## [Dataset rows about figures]
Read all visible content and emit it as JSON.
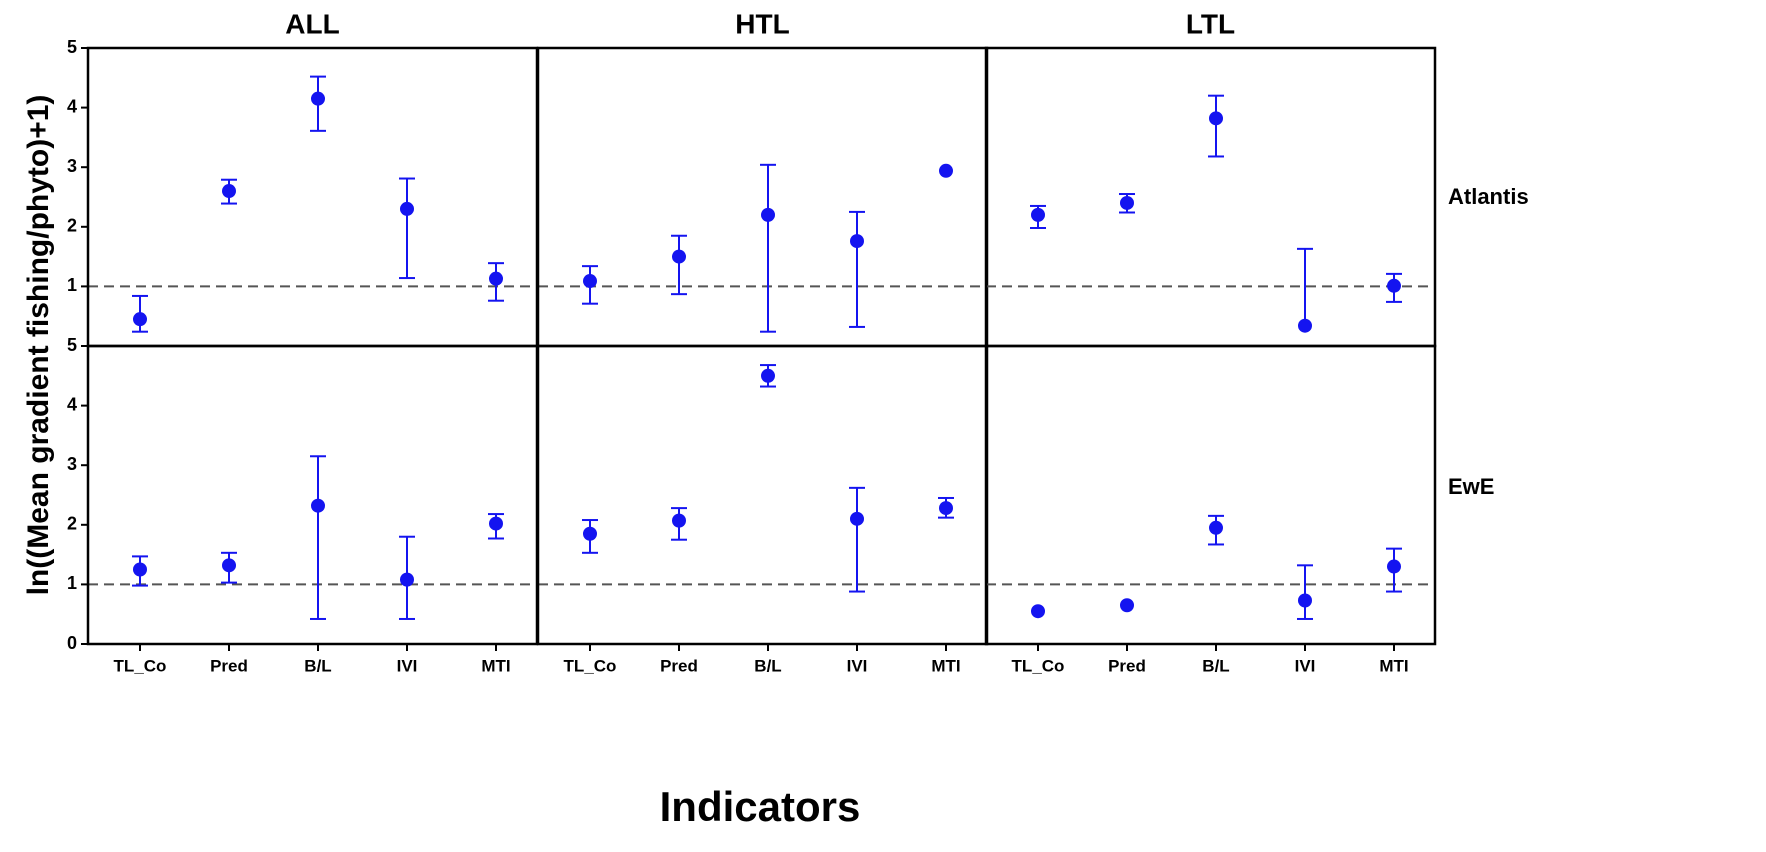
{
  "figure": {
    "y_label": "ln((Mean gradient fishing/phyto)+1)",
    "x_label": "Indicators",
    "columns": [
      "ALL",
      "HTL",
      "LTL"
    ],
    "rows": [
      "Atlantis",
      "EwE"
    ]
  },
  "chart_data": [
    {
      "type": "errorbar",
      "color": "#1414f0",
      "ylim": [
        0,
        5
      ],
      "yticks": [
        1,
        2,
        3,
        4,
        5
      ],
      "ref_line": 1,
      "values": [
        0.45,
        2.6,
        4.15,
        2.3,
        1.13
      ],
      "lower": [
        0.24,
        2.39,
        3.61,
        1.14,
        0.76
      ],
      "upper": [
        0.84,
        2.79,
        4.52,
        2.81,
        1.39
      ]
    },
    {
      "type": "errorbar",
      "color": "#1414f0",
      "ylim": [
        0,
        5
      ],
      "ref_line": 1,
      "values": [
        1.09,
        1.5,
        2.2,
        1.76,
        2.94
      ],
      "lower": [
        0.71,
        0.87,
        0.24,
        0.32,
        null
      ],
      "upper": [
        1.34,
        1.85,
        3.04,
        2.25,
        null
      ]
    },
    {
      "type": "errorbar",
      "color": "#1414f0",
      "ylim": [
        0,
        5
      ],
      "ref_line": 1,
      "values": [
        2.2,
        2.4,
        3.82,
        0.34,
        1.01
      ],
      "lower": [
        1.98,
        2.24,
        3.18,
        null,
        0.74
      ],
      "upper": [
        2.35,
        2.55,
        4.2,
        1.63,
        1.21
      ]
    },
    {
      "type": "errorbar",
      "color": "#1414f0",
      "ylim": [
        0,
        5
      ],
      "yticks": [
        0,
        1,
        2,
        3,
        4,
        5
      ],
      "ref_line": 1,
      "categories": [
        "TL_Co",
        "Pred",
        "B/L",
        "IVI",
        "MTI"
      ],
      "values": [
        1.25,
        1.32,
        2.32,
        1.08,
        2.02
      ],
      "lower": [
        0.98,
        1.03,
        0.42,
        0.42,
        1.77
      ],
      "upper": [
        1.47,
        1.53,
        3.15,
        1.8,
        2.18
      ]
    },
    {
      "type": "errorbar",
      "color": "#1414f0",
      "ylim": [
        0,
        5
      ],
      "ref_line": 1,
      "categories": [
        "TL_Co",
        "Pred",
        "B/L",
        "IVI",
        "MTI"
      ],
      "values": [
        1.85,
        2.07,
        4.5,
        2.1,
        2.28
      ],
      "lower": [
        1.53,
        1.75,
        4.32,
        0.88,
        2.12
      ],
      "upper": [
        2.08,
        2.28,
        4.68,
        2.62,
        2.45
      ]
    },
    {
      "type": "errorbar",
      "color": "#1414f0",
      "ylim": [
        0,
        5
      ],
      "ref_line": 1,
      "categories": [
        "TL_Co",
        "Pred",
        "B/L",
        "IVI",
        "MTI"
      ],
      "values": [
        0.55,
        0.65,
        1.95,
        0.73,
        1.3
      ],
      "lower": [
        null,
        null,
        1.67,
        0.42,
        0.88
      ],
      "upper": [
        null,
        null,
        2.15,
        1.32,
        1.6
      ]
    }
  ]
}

## [TASK TO CARRY OUT]
Every entry must be reproduced exactly, with the images left out.

## [CORRECT OUTPUT]
Read all visible content and emit it as JSON.
{
  "figure": {
    "y_label": "ln((Mean gradient fishing/phyto)+1)",
    "x_label": "Indicators",
    "columns": [
      "ALL",
      "HTL",
      "LTL"
    ],
    "rows": [
      "Atlantis",
      "EwE"
    ]
  },
  "chart_data": [
    {
      "type": "errorbar",
      "color": "#1414f0",
      "ylim": [
        0,
        5
      ],
      "yticks": [
        1,
        2,
        3,
        4,
        5
      ],
      "ref_line": 1,
      "values": [
        0.45,
        2.6,
        4.15,
        2.3,
        1.13
      ],
      "lower": [
        0.24,
        2.39,
        3.61,
        1.14,
        0.76
      ],
      "upper": [
        0.84,
        2.79,
        4.52,
        2.81,
        1.39
      ]
    },
    {
      "type": "errorbar",
      "color": "#1414f0",
      "ylim": [
        0,
        5
      ],
      "ref_line": 1,
      "values": [
        1.09,
        1.5,
        2.2,
        1.76,
        2.94
      ],
      "lower": [
        0.71,
        0.87,
        0.24,
        0.32,
        null
      ],
      "upper": [
        1.34,
        1.85,
        3.04,
        2.25,
        null
      ]
    },
    {
      "type": "errorbar",
      "color": "#1414f0",
      "ylim": [
        0,
        5
      ],
      "ref_line": 1,
      "values": [
        2.2,
        2.4,
        3.82,
        0.34,
        1.01
      ],
      "lower": [
        1.98,
        2.24,
        3.18,
        null,
        0.74
      ],
      "upper": [
        2.35,
        2.55,
        4.2,
        1.63,
        1.21
      ]
    },
    {
      "type": "errorbar",
      "color": "#1414f0",
      "ylim": [
        0,
        5
      ],
      "yticks": [
        0,
        1,
        2,
        3,
        4,
        5
      ],
      "ref_line": 1,
      "categories": [
        "TL_Co",
        "Pred",
        "B/L",
        "IVI",
        "MTI"
      ],
      "values": [
        1.25,
        1.32,
        2.32,
        1.08,
        2.02
      ],
      "lower": [
        0.98,
        1.03,
        0.42,
        0.42,
        1.77
      ],
      "upper": [
        1.47,
        1.53,
        3.15,
        1.8,
        2.18
      ]
    },
    {
      "type": "errorbar",
      "color": "#1414f0",
      "ylim": [
        0,
        5
      ],
      "ref_line": 1,
      "categories": [
        "TL_Co",
        "Pred",
        "B/L",
        "IVI",
        "MTI"
      ],
      "values": [
        1.85,
        2.07,
        4.5,
        2.1,
        2.28
      ],
      "lower": [
        1.53,
        1.75,
        4.32,
        0.88,
        2.12
      ],
      "upper": [
        2.08,
        2.28,
        4.68,
        2.62,
        2.45
      ]
    },
    {
      "type": "errorbar",
      "color": "#1414f0",
      "ylim": [
        0,
        5
      ],
      "ref_line": 1,
      "categories": [
        "TL_Co",
        "Pred",
        "B/L",
        "IVI",
        "MTI"
      ],
      "values": [
        0.55,
        0.65,
        1.95,
        0.73,
        1.3
      ],
      "lower": [
        null,
        null,
        1.67,
        0.42,
        0.88
      ],
      "upper": [
        null,
        null,
        2.15,
        1.32,
        1.6
      ]
    }
  ]
}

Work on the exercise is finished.